Could you rewrite the records below with every "setting-subtitle" changed to "setting-description" and everything else left as is, omitting the pictures?

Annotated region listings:
>> begin
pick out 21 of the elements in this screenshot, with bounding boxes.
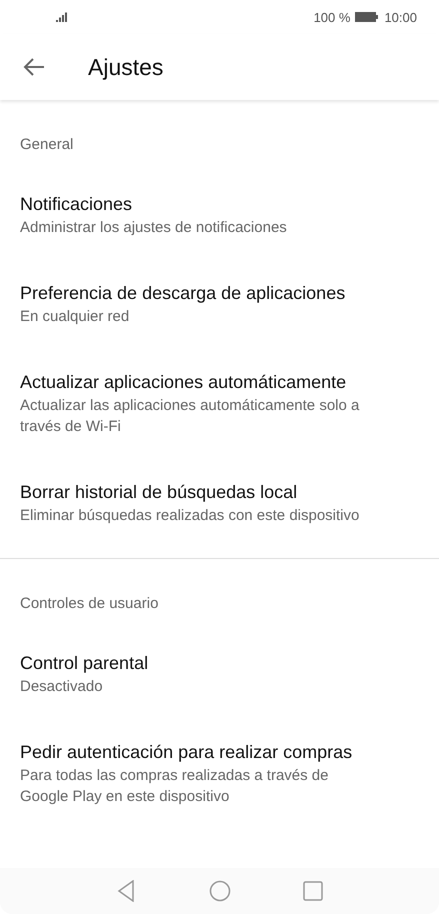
home-nav-button[interactable] xyxy=(208,879,232,903)
battery-percent: 100 % xyxy=(314,10,350,24)
setting-subtitle: Eliminar búsquedas realizadas con este dispositivo xyxy=(20,506,360,526)
setting-subtitle: Administrar los ajustes de notificaciones xyxy=(20,218,287,238)
setting-title[interactable]: Actualizar aplicaciones automáticamente xyxy=(20,370,346,394)
setting-title[interactable]: Control parental xyxy=(20,651,148,675)
battery-icon xyxy=(355,12,380,22)
section-header: Controles de usuario xyxy=(20,595,158,612)
recents-nav-button[interactable] xyxy=(301,879,325,903)
setting-subtitle: Para todas las compras realizadas a través de Google Play en este dispositivo xyxy=(20,766,330,807)
setting-title[interactable]: Borrar historial de búsquedas local xyxy=(20,480,298,504)
section-header: General xyxy=(20,136,74,153)
setting-title[interactable]: Notificaciones xyxy=(20,192,132,216)
page-title: Ajustes xyxy=(88,54,164,80)
setting-subtitle: Desactivado xyxy=(20,677,103,697)
signal-icon xyxy=(56,12,68,22)
clock: 10:00 xyxy=(384,10,417,24)
setting-subtitle: Actualizar las aplicaciones automáticamente solo a través de Wi-Fi xyxy=(20,396,360,437)
setting-title[interactable]: Pedir autenticación para realizar compras xyxy=(20,740,352,764)
setting-title[interactable]: Preferencia de descarga de aplicaciones xyxy=(20,281,346,305)
setting-subtitle: En cualquier red xyxy=(20,307,130,327)
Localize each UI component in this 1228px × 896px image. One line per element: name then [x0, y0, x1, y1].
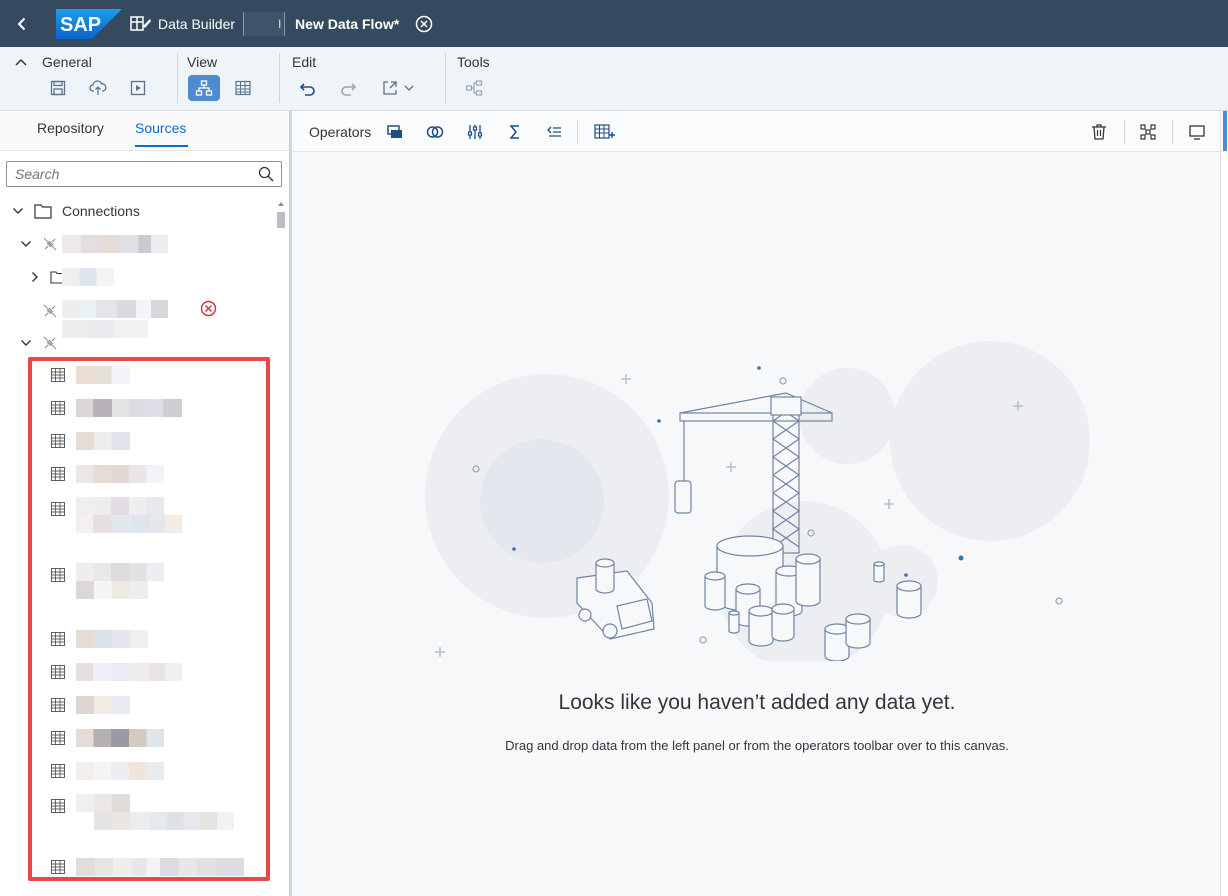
>> end
> _Exercise solution_
pick out 21 of the elements in this screenshot, with bounding boxes.
home-nav-button[interactable] xyxy=(208,879,232,903)
battery-percent: 100 % xyxy=(314,10,350,24)
setting-description: Eliminar búsquedas realizadas con este dispositivo xyxy=(20,506,360,526)
setting-description: Administrar los ajustes de notificaciones xyxy=(20,218,287,238)
setting-title[interactable]: Actualizar aplicaciones automáticamente xyxy=(20,370,346,394)
setting-title[interactable]: Control parental xyxy=(20,651,148,675)
battery-icon xyxy=(355,12,380,22)
section-header: Controles de usuario xyxy=(20,595,158,612)
recents-nav-button[interactable] xyxy=(301,879,325,903)
setting-description: Para todas las compras realizadas a través de Google Play en este dispositivo xyxy=(20,766,330,807)
setting-title[interactable]: Borrar historial de búsquedas local xyxy=(20,480,298,504)
section-header: General xyxy=(20,136,74,153)
setting-title[interactable]: Notificaciones xyxy=(20,192,132,216)
page-title: Ajustes xyxy=(88,54,164,80)
setting-description: Desactivado xyxy=(20,677,103,697)
signal-icon xyxy=(56,12,68,22)
clock: 10:00 xyxy=(384,10,417,24)
setting-description: Actualizar las aplicaciones automáticamente solo a través de Wi-Fi xyxy=(20,396,360,437)
setting-title[interactable]: Pedir autenticación para realizar compras xyxy=(20,740,352,764)
setting-title[interactable]: Preferencia de descarga de aplicaciones xyxy=(20,281,346,305)
setting-description: En cualquier red xyxy=(20,307,130,327)
Localize each UI component in this 1228px × 896px image. One line per element: name then [x0, y0, x1, y1].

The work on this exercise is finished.